
    The 278.0 category codes will be retitled "overweight and obesity," and you'll have a set of BMI status codes to use in conjunction with them in order to provide the most specific information about a patient's weight, or weight-to- height ratio.

    "I can foresee using BMI codes whenever appropriate, especially for pregnant or infertile patients, if it helped complete the picture of their condition(s)," says a coding instructor in Santa Rosa, Calif.

    These BMI status codes include: 

  • V85.0 - Body mass index less than 19, adult
     
  • V85.1 - Body mass index between 19-24, adult
     
  • V85.21 - Body mass index 25.0-25.9, adult
     
  • V85.22 - Body mass index 26.0-26.9, adult
     
  • V85.23 - Body mass index 27.0-27.9, adult
     
  • V85.24 - Body mass index 28.0-28.9, adult
     
  • V85.25 - Body mass index 29.0-29.9, adult
     
  • V85.30 - Body mass index 30.0-30.9, adult
     
  • V85.31 - Body mass index 31.0-31.9, adult
     
  • V85.32 - Body mass index 32.0-32.9, adult
     
  • V85.33 - Body mass index 33.0-33.9, adult
     
  • V85.34 - Body mass index 34.0-34.9, adult
     
  • V85.35 - Body mass index 35.0-35.9, adult
     
  • V85.36 - Body mass index 36.0-36.9, adult
     
  • V85.37 - Body mass index 37.0-37.9, adult
     
  • V85.38 - Body mass index 38.0-38.9, adult
     
  • V85.39 - Body mass index 39.0-39.9, adult
     
  • V85.4 - Body mass index 40 and over, adult.

    "We currently add codes for obesity whenever it is a pertinent diagnosis, for example, in high-risk pregnancies with diabetes," the coding instructor says.

    Note: Don't focus too hard on the obesity factor. You can use BMI codes for underweight patients as well.

    "You can use these BMI codes to represent a standard of measurement for treating malnutrition, anorexia, bulimia, or as a cut-off point for who might qualify for a gastric bypass and have it paid for," Reading says.

▶ _EXERCISE INSTRUCTIONS_:
(a) Answer these from the passage on BMI codes:
(i) What will the 278.0 category codes be retitled?
(ii) Which code stands for a body mass index of 40 and over in an adult?
(iii) Besides obesity, the note says BMI codes can be used for which patients?
(b) Repeat the stretch of the passage on BMI codes from "The 278.0 category" through "weight-to- height ratio.".
(c) Does each statement agree with the passage on BMI codes? Answer yes or no and quote the words that decide it.
(i) Code V85.1 covers an adult body mass index between 19 and 24.
(ii) The coding instructor quoted works in Santa Rosa, Calif.
(iii) BMI codes may be used only for obese patients.

▶ _SOURCE MATERIAL_:
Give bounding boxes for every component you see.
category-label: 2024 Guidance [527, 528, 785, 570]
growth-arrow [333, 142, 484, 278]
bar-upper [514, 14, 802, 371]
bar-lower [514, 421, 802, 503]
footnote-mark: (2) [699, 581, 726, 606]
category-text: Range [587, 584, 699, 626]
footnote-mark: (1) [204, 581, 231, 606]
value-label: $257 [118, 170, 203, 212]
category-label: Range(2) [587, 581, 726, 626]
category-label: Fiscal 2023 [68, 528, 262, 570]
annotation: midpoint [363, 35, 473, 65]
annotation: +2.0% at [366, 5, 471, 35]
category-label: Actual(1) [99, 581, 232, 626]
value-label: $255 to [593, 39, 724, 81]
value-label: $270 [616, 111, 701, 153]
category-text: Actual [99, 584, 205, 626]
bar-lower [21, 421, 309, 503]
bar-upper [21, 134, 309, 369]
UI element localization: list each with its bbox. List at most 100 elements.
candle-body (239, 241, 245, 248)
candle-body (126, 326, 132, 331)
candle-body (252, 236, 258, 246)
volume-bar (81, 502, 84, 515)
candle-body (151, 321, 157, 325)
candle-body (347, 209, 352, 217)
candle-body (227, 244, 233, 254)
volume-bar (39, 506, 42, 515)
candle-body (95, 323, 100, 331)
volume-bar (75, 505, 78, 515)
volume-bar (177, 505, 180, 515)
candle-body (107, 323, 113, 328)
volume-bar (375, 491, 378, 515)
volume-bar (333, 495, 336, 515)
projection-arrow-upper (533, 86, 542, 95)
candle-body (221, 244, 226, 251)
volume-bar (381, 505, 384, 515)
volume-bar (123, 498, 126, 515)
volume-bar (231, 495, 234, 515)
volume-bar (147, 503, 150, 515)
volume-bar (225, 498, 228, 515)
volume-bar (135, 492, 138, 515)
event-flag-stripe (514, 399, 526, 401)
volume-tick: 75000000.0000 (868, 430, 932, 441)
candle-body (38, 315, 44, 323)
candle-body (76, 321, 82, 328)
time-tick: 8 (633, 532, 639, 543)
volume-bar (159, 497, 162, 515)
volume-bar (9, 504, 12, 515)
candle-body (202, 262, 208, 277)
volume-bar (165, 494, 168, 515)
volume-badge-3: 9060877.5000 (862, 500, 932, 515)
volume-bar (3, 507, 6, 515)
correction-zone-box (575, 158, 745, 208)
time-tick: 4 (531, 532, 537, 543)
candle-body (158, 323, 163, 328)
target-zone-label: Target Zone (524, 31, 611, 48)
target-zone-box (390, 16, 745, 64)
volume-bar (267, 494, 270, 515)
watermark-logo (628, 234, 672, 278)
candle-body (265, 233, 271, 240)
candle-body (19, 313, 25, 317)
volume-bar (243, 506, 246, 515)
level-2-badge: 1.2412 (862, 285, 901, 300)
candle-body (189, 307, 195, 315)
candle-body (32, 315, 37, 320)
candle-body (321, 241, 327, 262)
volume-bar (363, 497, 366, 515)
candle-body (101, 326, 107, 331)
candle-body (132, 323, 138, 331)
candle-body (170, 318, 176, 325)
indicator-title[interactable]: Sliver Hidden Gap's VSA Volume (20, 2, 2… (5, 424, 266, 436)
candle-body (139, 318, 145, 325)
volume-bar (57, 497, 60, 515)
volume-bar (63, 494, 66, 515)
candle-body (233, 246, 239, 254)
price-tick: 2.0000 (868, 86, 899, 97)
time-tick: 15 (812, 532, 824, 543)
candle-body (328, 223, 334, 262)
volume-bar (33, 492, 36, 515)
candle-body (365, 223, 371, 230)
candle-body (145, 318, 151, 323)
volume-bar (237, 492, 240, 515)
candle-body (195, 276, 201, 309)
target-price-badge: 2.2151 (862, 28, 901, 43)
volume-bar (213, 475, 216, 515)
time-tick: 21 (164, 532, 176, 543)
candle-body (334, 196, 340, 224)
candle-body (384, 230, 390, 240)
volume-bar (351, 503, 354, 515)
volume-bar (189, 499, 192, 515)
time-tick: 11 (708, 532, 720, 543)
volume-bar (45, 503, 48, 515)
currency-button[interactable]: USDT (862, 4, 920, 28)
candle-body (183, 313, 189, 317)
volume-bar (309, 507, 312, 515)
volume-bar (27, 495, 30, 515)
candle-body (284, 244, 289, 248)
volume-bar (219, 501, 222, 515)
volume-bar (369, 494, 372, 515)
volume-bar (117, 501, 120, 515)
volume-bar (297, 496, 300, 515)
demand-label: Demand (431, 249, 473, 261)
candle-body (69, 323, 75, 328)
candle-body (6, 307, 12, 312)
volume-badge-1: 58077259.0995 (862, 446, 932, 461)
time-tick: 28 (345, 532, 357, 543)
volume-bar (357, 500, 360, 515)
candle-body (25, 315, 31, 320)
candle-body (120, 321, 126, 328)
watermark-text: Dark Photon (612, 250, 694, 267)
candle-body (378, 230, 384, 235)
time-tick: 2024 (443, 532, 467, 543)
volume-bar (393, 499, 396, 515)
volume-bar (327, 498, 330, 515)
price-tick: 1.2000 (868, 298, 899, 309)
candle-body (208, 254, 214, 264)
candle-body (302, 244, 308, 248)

▶ _SOLUTIONS IN ORDER_:
(a)
(i) "overweight and obesity"
(ii) V85.4
(iii) Underweight patients

(b)
The 278.0 category codes will be retitled "overweight and obesity," and you'll have a set of BMI status codes to use in conjunction with them in order to provide the most specific information about a patient's weight, or weight-to- height ratio.

(c)
(i) Yes: "V85.1 - Body mass index between 19-24, adult"
(ii) Yes: "says a coding instructor in Santa Rosa, Calif."
(iii) No: "You can use BMI codes for underweight patients as well."